▶ **Work to be completed**:
Extract every line that contains the string "không".

▶ **Stored entries**:
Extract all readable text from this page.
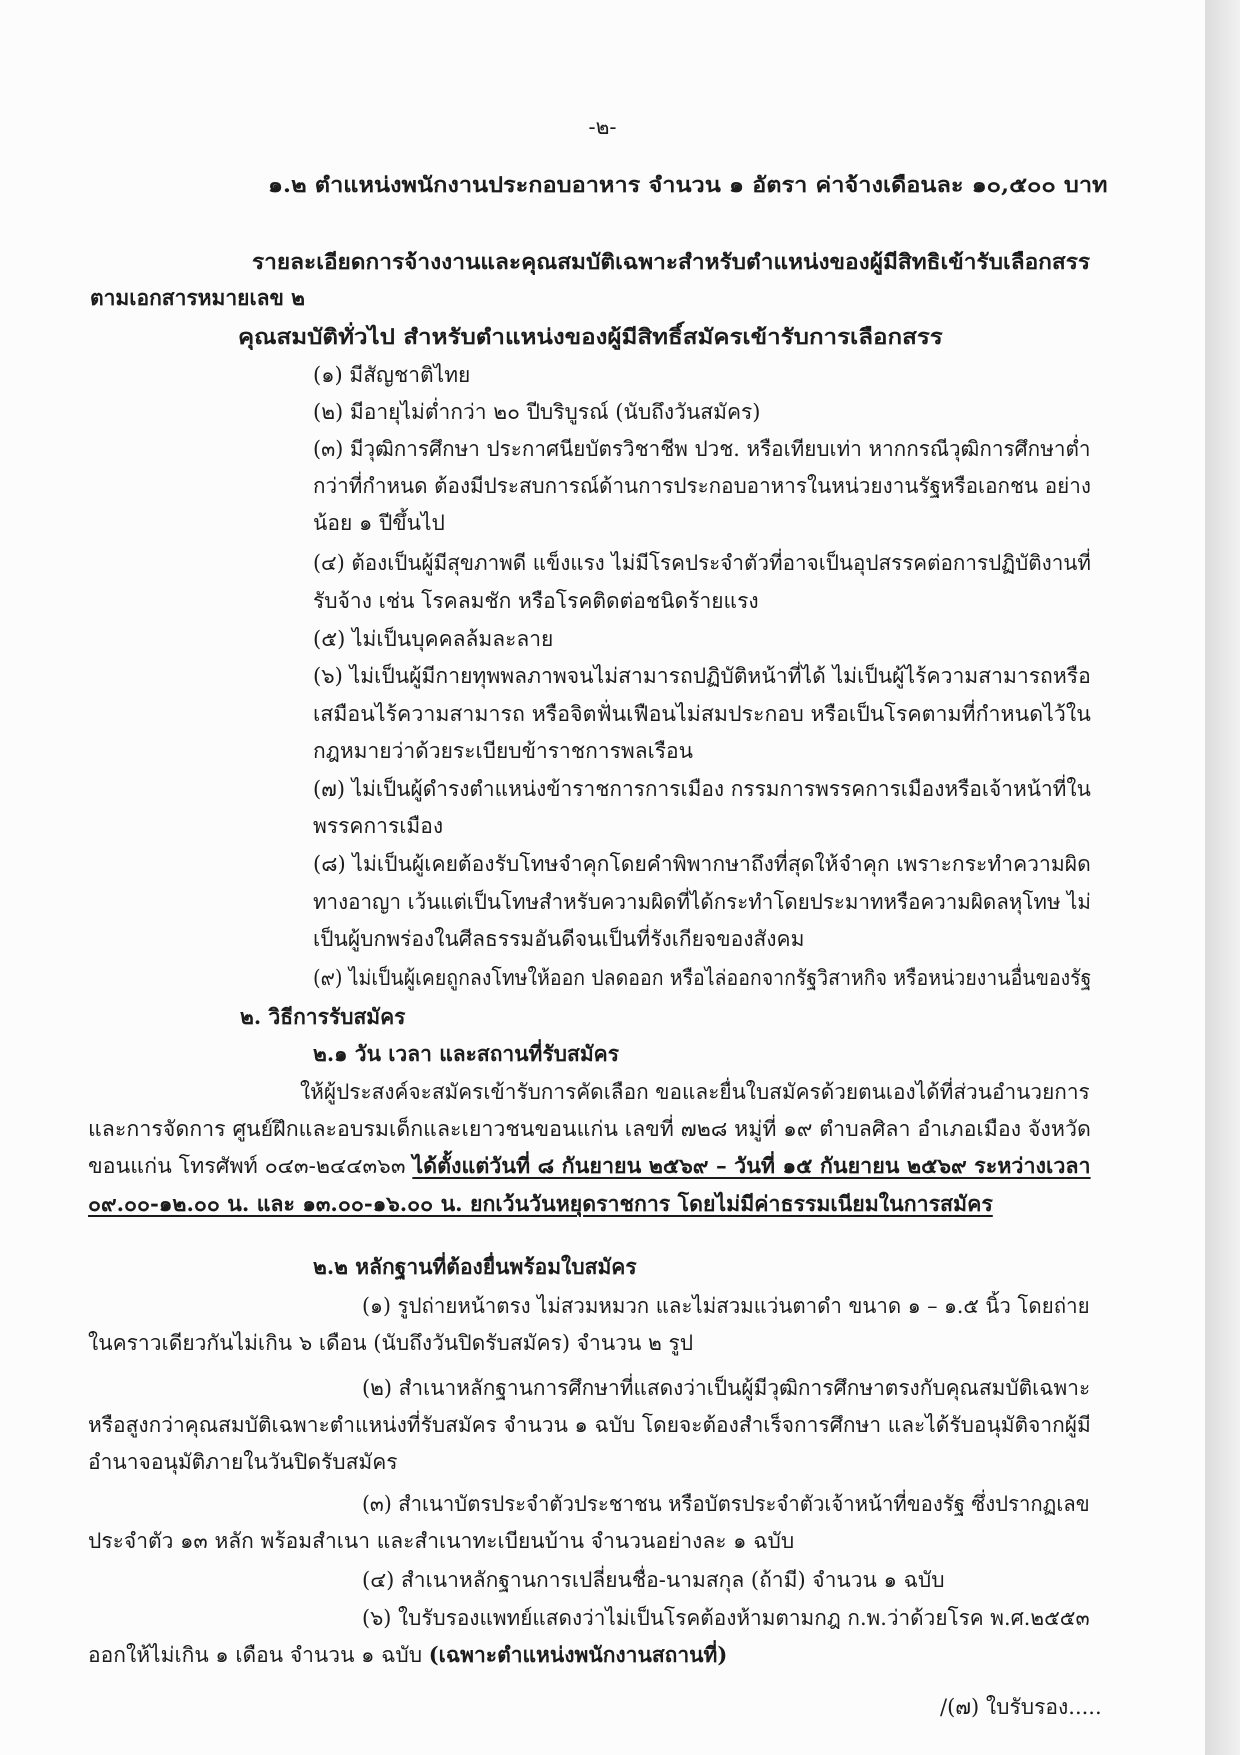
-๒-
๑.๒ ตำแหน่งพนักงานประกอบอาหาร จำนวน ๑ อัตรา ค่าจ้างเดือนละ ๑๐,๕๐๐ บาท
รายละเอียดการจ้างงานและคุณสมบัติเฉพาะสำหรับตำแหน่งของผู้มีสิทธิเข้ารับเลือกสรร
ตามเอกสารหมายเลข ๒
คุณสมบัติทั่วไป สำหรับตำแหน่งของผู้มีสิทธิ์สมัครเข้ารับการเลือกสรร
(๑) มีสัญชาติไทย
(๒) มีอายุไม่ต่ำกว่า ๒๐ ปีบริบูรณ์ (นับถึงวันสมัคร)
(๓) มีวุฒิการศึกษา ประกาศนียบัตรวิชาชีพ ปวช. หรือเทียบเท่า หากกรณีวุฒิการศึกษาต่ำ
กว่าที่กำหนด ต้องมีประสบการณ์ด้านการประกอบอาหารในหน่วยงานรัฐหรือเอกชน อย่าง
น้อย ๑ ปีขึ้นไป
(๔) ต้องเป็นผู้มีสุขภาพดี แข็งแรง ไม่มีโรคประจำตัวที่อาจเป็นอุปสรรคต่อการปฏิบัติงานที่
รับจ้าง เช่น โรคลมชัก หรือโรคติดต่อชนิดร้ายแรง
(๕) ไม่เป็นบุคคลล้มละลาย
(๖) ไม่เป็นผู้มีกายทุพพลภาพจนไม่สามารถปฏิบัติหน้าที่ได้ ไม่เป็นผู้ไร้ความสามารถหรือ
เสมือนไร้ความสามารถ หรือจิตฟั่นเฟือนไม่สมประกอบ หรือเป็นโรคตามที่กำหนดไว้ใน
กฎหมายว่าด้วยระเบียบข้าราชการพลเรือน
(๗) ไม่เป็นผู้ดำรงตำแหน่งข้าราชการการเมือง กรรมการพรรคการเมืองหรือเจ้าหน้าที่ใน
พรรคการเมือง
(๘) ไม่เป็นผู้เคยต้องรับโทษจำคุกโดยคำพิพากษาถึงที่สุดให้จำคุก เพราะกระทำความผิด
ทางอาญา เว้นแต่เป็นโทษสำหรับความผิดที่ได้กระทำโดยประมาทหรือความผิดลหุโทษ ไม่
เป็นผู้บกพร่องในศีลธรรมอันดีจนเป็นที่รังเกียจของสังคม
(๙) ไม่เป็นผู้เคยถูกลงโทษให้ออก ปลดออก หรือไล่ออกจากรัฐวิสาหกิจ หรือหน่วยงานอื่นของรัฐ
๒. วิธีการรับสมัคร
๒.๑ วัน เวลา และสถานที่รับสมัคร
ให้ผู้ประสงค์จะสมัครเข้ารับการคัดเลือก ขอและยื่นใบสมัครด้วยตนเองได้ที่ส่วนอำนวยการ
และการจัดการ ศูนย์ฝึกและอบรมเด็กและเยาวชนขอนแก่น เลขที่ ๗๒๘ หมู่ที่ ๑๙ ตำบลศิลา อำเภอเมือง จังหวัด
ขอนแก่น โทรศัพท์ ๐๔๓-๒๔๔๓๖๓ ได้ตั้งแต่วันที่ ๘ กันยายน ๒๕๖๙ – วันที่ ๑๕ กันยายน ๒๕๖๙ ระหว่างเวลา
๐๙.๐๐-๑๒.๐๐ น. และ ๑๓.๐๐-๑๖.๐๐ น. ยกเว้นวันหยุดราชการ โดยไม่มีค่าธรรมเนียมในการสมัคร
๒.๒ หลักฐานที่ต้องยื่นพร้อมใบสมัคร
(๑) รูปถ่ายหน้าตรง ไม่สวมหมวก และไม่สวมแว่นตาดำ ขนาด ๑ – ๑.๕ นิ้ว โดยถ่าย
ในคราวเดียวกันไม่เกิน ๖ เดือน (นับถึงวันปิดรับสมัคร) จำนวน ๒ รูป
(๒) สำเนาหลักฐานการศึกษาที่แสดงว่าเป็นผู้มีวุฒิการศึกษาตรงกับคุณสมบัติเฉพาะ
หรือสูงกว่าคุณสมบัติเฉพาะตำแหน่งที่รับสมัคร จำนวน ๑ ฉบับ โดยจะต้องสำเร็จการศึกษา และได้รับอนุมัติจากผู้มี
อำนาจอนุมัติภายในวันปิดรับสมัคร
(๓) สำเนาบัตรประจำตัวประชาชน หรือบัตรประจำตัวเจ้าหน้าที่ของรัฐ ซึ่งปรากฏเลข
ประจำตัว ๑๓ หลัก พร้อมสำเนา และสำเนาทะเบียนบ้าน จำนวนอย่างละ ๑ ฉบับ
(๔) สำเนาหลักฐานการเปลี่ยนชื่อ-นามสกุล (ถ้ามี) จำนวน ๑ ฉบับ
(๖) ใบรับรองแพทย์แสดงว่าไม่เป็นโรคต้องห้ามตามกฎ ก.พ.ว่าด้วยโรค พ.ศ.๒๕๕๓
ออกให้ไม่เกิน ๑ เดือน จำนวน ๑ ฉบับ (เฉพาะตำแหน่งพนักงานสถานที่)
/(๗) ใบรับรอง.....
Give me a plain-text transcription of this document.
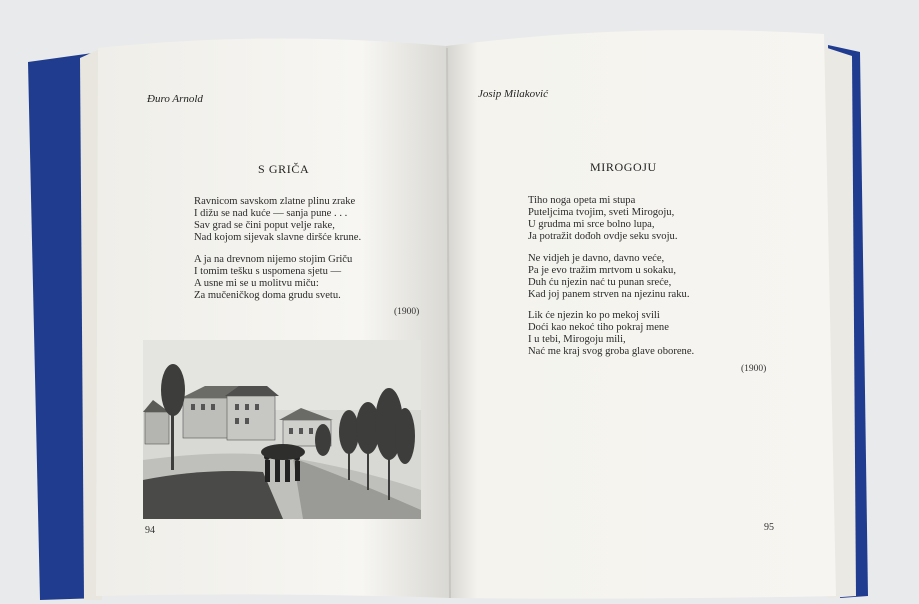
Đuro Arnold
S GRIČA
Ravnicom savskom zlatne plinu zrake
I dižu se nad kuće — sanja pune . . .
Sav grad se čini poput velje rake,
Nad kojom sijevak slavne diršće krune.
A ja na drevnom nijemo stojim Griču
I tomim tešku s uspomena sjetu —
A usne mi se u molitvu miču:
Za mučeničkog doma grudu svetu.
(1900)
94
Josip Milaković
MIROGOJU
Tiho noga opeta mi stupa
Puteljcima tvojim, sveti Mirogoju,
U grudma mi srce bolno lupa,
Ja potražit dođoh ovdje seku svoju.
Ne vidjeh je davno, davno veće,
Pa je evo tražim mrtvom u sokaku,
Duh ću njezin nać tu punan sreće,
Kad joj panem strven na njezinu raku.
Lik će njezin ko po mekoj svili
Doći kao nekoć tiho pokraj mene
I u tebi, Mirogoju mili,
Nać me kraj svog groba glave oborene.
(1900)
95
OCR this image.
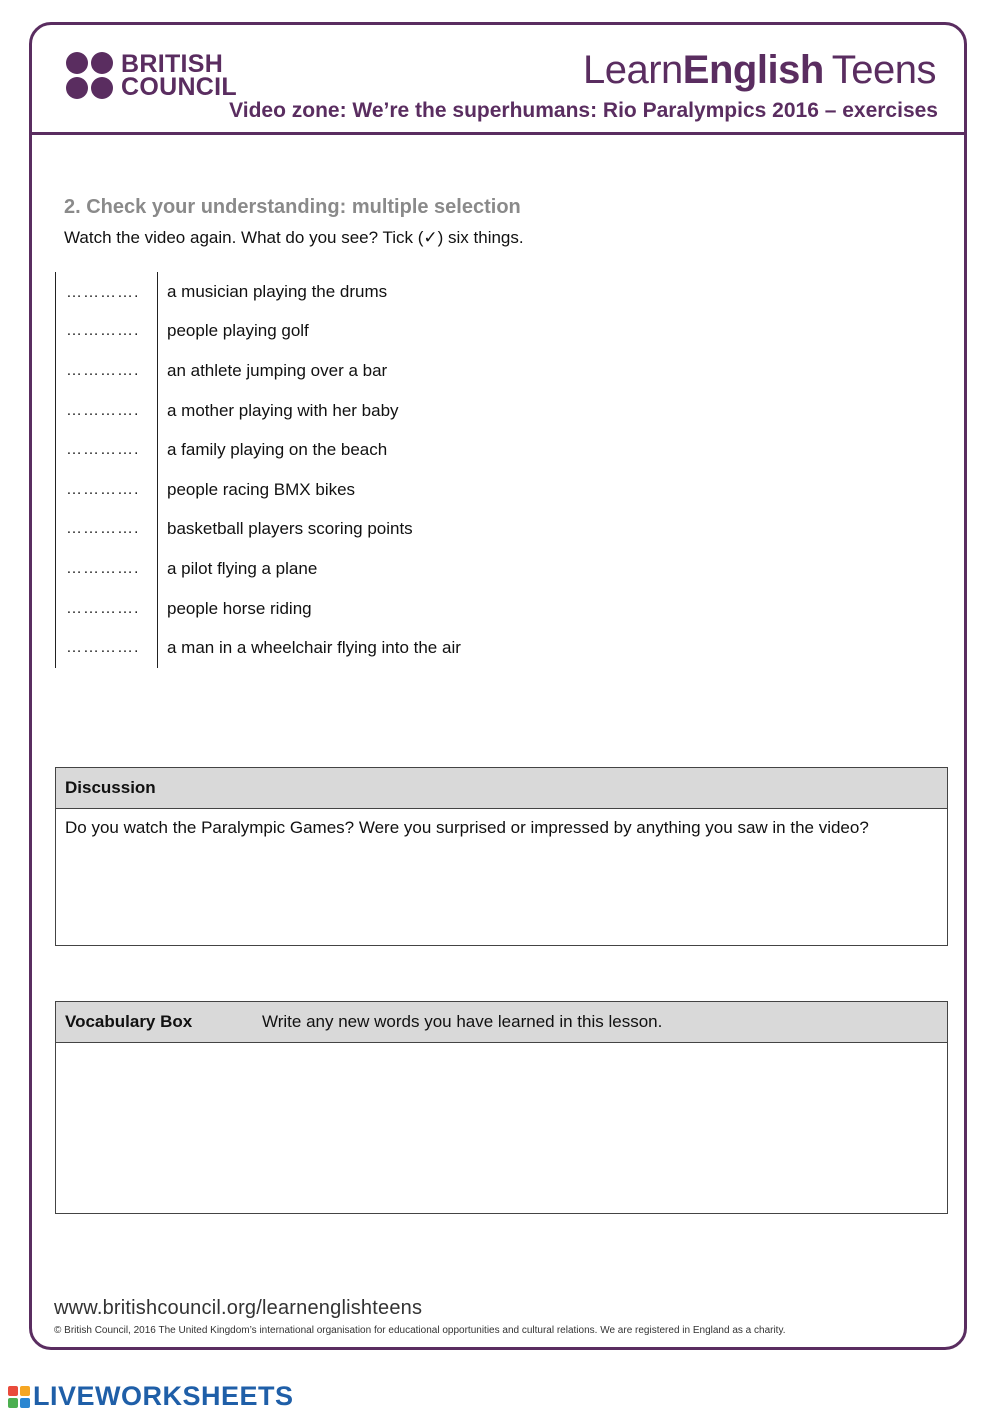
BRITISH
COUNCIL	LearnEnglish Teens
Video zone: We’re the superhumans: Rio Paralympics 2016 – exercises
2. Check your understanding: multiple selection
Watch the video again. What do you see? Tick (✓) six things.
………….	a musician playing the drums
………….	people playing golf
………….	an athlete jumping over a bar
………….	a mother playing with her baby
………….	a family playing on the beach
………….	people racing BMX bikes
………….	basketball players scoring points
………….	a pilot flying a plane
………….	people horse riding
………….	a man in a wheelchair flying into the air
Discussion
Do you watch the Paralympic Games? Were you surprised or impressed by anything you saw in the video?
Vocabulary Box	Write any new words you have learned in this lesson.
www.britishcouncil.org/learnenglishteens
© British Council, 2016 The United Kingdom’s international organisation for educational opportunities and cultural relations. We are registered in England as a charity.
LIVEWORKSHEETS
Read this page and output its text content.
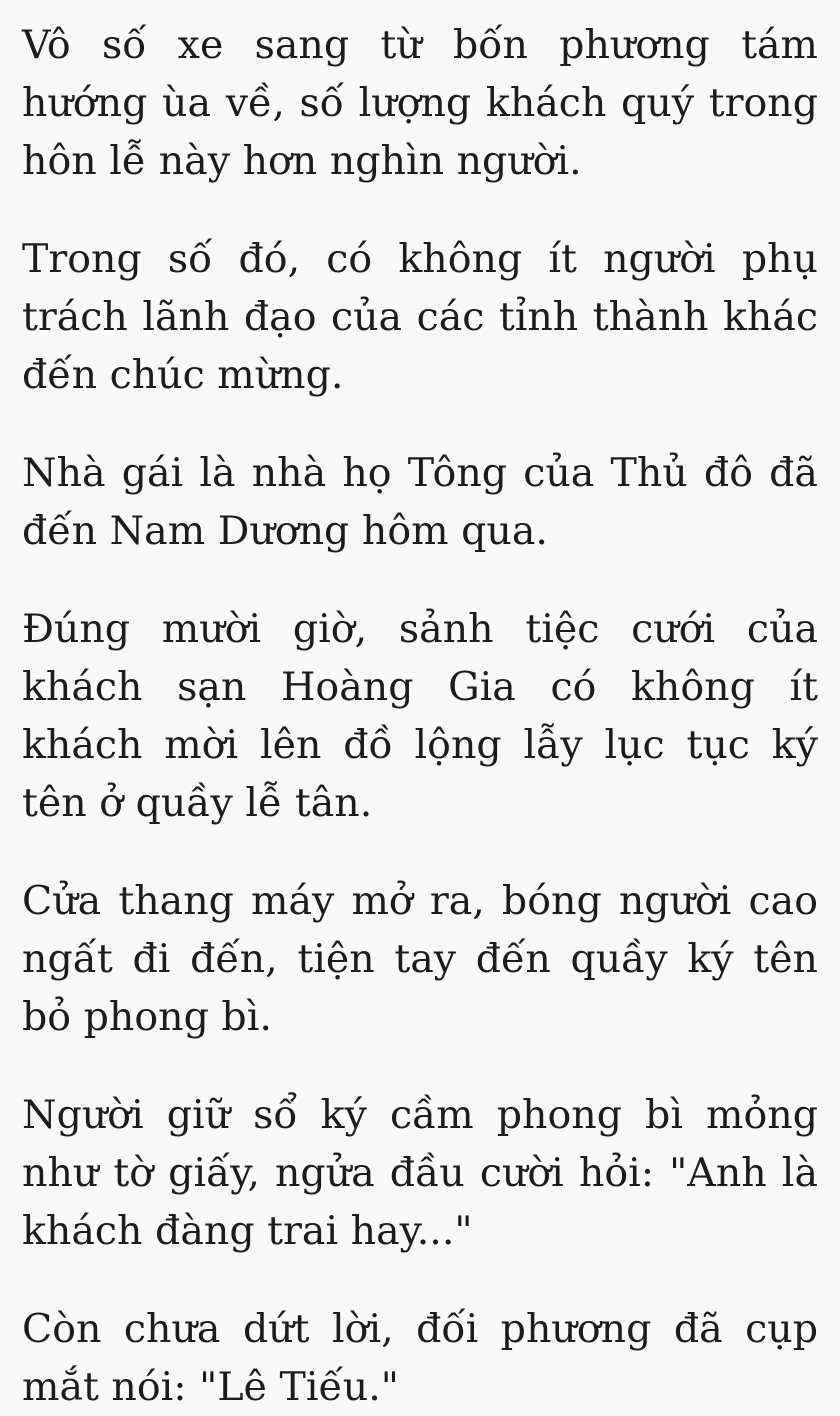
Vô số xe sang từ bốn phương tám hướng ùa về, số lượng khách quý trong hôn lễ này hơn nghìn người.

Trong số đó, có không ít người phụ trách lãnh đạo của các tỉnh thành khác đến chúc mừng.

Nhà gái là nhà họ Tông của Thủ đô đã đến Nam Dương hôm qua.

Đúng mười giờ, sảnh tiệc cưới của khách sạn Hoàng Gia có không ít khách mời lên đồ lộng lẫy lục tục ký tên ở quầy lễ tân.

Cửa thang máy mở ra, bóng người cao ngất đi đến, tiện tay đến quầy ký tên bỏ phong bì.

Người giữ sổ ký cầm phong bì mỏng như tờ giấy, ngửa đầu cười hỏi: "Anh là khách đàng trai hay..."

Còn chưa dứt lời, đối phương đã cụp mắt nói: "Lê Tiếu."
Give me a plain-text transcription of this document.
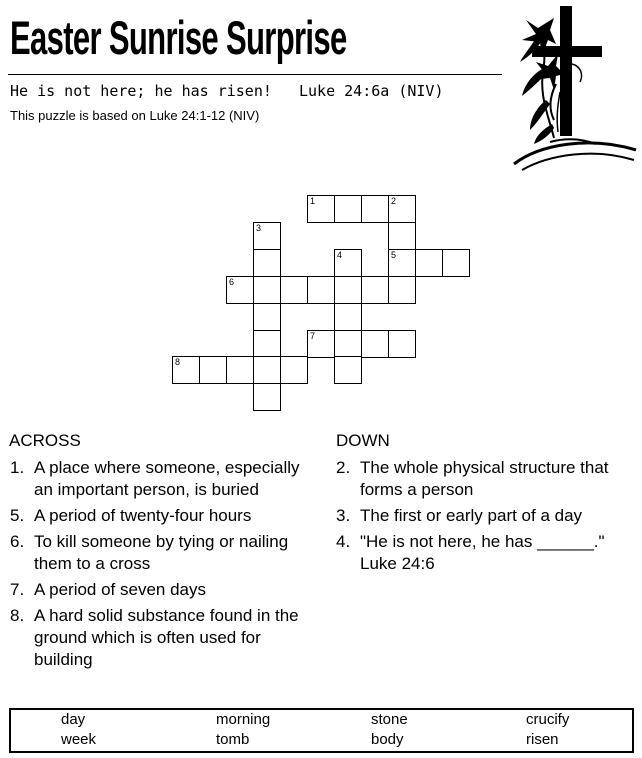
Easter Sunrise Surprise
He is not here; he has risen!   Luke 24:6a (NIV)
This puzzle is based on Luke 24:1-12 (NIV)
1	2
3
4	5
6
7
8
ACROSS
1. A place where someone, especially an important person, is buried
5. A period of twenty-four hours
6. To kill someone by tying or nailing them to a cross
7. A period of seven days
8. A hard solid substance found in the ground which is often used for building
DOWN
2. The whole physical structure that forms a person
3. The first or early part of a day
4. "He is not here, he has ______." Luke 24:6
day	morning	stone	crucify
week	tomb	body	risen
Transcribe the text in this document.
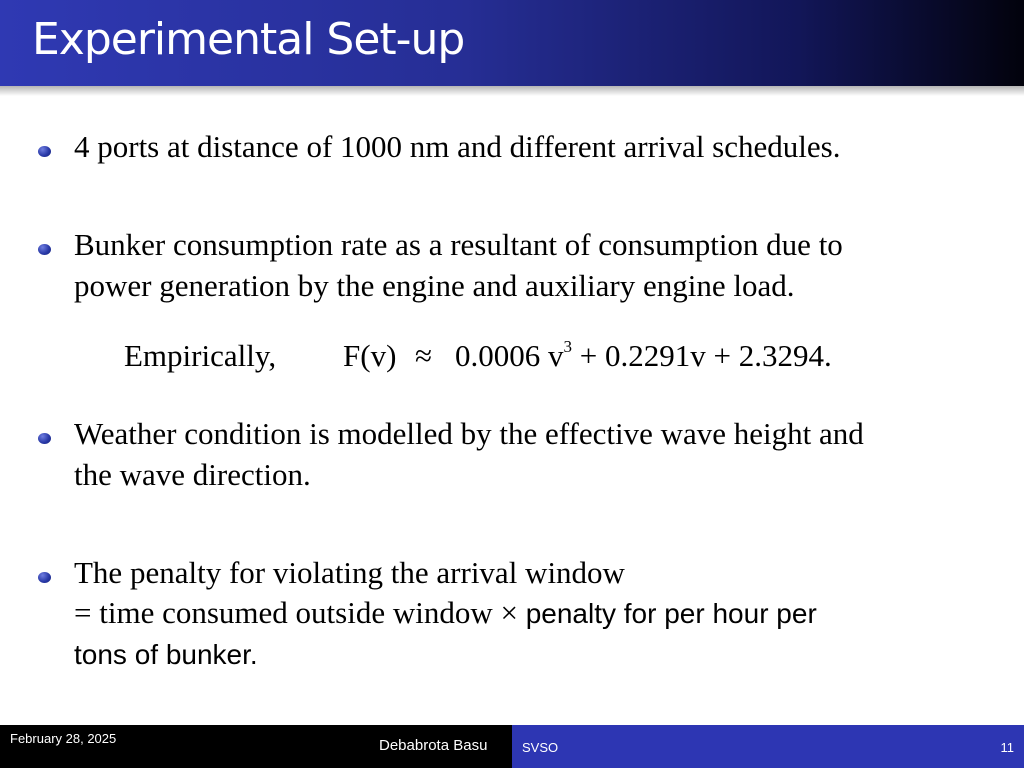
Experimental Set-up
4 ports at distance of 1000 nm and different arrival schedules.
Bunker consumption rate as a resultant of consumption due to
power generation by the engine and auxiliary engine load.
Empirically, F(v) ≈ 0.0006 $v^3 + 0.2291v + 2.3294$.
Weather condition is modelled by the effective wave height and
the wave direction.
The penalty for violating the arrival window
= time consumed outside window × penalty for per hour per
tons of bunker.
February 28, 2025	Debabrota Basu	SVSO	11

▶ **Solution for this task**:
Trong số đó, có không ít người phụ trách lãnh đạo của các tỉnh thành khác đến chúc mừng.
Đúng mười giờ, sảnh tiệc cưới của khách sạn Hoàng Gia có không ít khách mời lên đồ lộng lẫy lục tục ký tên ở quầy lễ tân.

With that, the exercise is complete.